Retype each record shown below, leaving every character as it is.

◆ ◆ ◆ ◆ ◆ ◆ ◆

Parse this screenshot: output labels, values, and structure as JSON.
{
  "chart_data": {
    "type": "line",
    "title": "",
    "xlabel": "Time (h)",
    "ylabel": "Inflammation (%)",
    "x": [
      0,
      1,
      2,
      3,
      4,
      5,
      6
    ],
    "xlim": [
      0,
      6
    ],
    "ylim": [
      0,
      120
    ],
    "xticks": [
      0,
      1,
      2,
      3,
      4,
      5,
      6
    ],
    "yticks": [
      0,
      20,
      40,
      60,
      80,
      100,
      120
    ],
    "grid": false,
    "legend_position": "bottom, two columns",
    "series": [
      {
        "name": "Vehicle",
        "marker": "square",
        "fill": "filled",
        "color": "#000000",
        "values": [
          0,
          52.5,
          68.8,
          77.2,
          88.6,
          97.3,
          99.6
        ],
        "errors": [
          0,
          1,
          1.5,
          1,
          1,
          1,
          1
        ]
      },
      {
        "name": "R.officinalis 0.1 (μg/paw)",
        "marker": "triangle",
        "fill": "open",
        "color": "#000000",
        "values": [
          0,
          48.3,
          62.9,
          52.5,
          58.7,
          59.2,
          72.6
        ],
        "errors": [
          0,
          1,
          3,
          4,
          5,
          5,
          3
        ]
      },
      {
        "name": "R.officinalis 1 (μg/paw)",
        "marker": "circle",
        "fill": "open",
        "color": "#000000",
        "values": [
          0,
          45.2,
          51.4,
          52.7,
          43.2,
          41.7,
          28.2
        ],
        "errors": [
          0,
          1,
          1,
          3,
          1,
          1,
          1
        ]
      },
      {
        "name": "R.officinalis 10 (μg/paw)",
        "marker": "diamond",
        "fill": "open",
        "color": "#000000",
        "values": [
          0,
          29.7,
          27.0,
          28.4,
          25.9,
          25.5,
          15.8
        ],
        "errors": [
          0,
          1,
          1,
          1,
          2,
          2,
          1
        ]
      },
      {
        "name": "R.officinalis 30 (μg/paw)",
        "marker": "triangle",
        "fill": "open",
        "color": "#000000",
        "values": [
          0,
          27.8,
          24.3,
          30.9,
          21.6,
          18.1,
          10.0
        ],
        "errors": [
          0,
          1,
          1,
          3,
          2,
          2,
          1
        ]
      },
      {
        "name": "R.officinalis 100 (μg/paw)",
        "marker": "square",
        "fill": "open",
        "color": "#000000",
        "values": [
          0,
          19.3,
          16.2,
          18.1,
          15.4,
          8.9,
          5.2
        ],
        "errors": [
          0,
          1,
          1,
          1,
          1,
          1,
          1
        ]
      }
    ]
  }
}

◆ ◆ ◆ ◆ ◆ ◆ ◆

== Full response ==
Parse this screenshot: output labels, values, and structure as JSON.
{
  "chart_data": {
    "type": "line",
    "title": "",
    "xlabel": "Time (h)",
    "ylabel": "Inflammation (%)",
    "x": [
      0,
      1,
      2,
      3,
      4,
      5,
      6
    ],
    "xlim": [
      0,
      6
    ],
    "ylim": [
      0,
      120
    ],
    "xticks": [
      0,
      1,
      2,
      3,
      4,
      5,
      6
    ],
    "yticks": [
      0,
      20,
      40,
      60,
      80,
      100,
      120
    ],
    "grid": false,
    "legend_position": "bottom, two columns",
    "series": [
      {
        "name": "Vehicle",
        "marker": "square",
        "fill": "filled",
        "color": "#000000",
        "values": [
          0,
          52.5,
          68.8,
          77.2,
          88.6,
          97.3,
          99.6
        ],
        "errors": [
          0,
          1,
          1.5,
          1,
          1,
          1,
          1
        ]
      },
      {
        "name": "R.officinalis 0.1 (μg/paw)",
        "marker": "triangle",
        "fill": "open",
        "color": "#000000",
        "values": [
          0,
          48.3,
          62.9,
          52.5,
          58.7,
          59.2,
          72.6
        ],
        "errors": [
          0,
          1,
          3,
          4,
          5,
          5,
          3
        ]
      },
      {
        "name": "R.officinalis 1 (μg/paw)",
        "marker": "circle",
        "fill": "open",
        "color": "#000000",
        "values": [
          0,
          45.2,
          51.4,
          52.7,
          43.2,
          41.7,
          28.2
        ],
        "errors": [
          0,
          1,
          1,
          3,
          1,
          1,
          1
        ]
      },
      {
        "name": "R.officinalis 10 (μg/paw)",
        "marker": "diamond",
        "fill": "open",
        "color": "#000000",
        "values": [
          0,
          29.7,
          27.0,
          28.4,
          25.9,
          25.5,
          15.8
        ],
        "errors": [
          0,
          1,
          1,
          1,
          2,
          2,
          1
        ]
      },
      {
        "name": "R.officinalis 30 (μg/paw)",
        "marker": "triangle",
        "fill": "open",
        "color": "#000000",
        "values": [
          0,
          27.8,
          24.3,
          30.9,
          21.6,
          18.1,
          10.0
        ],
        "errors": [
          0,
          1,
          1,
          3,
          2,
          2,
          1
        ]
      },
      {
        "name": "R.officinalis 100 (μg/paw)",
        "marker": "square",
        "fill": "open",
        "color": "#000000",
        "values": [
          0,
          19.3,
          16.2,
          18.1,
          15.4,
          8.9,
          5.2
        ],
        "errors": [
          0,
          1,
          1,
          1,
          1,
          1,
          1
        ]
      }
    ]
  }
}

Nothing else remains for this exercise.